To do | Every line holding the string "text" should be gathered.

[Saved entries]
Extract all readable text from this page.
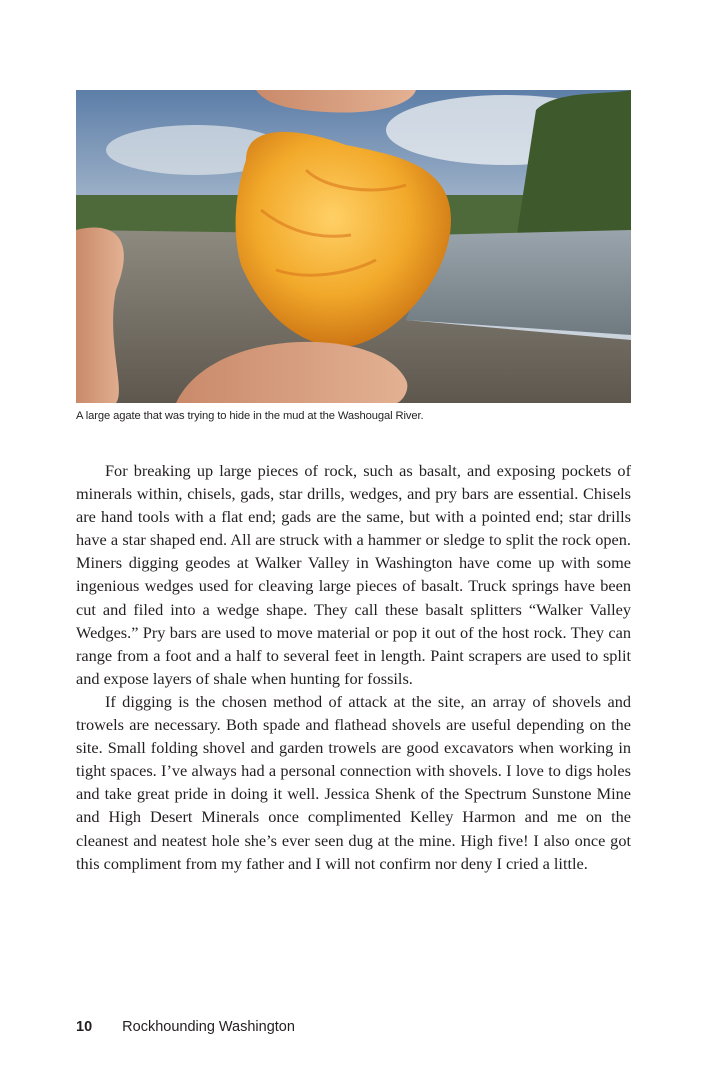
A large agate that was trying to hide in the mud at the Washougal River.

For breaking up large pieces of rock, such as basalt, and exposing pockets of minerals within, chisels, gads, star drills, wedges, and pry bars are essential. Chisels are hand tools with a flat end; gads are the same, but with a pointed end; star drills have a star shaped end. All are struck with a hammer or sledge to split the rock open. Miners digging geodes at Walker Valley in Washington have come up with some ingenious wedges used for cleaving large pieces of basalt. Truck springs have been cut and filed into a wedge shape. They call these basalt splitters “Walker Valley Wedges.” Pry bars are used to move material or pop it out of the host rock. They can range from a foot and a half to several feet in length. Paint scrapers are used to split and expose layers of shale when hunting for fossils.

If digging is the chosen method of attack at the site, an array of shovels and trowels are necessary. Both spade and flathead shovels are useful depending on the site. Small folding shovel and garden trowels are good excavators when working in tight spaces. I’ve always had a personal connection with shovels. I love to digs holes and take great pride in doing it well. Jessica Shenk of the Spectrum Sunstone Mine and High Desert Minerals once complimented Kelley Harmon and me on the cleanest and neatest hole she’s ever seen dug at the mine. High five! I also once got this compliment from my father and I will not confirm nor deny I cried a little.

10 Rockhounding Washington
---
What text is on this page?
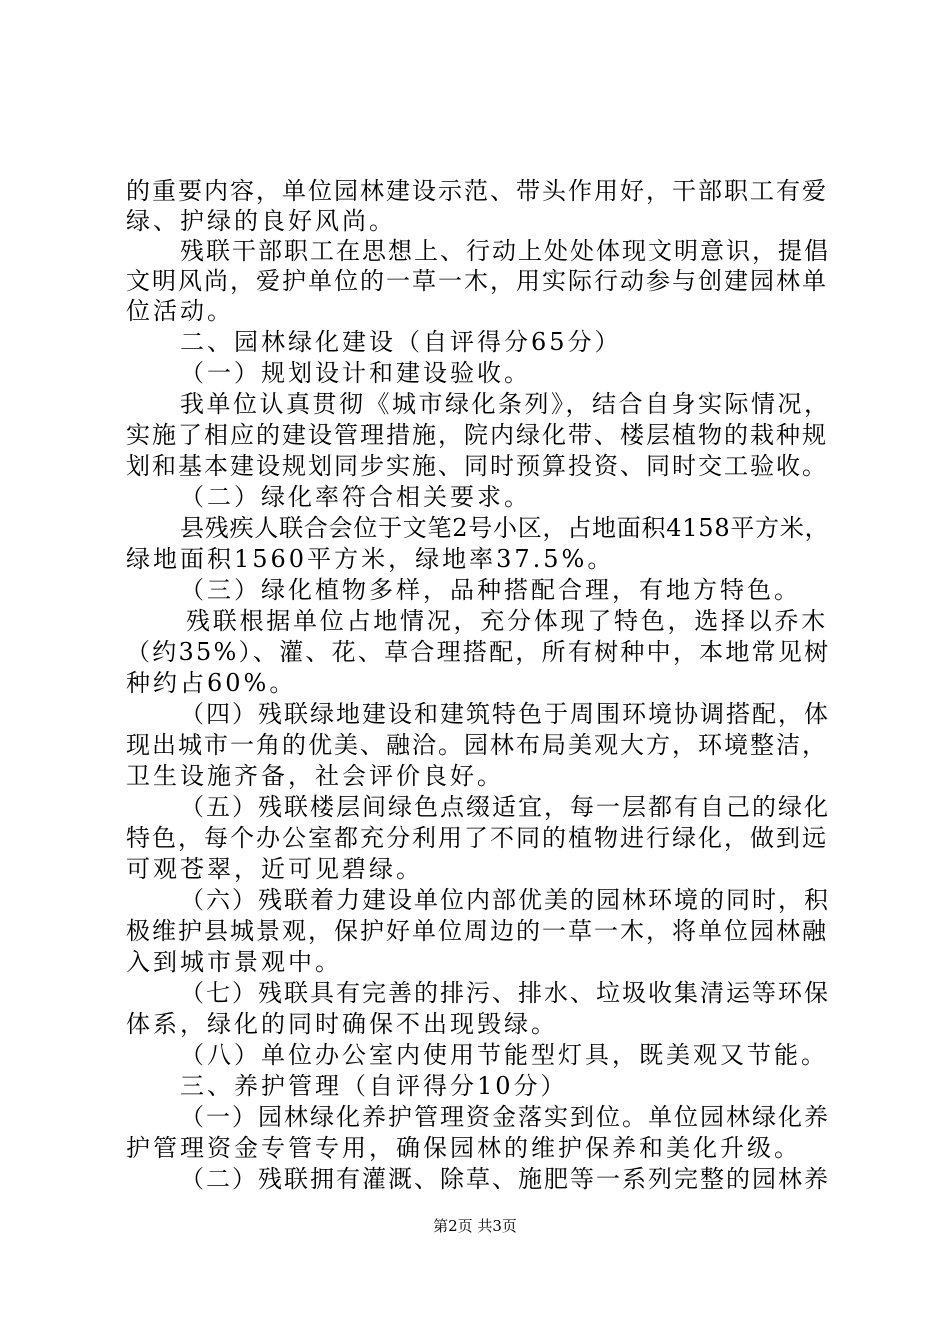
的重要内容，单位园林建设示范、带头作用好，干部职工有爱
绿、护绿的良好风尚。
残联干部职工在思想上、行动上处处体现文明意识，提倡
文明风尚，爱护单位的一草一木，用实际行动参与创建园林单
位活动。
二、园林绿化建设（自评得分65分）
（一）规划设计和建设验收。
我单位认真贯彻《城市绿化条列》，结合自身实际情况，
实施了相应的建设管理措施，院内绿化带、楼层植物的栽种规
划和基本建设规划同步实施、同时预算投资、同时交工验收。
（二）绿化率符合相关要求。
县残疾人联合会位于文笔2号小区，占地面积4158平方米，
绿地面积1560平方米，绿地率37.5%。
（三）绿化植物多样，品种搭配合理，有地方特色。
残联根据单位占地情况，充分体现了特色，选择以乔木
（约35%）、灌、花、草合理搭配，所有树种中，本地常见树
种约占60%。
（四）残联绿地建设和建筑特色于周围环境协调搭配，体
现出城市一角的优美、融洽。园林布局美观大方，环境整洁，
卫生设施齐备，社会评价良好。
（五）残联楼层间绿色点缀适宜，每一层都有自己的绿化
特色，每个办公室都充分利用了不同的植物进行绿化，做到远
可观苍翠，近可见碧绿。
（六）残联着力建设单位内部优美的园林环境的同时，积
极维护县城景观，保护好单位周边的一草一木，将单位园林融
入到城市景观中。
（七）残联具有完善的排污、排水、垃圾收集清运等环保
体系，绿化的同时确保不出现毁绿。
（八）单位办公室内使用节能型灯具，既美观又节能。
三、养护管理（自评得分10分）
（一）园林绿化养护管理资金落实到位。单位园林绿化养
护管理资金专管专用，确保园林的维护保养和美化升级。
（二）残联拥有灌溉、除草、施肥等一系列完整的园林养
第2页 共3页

Task result |
Extract all readable text from this page.
What text is on this page?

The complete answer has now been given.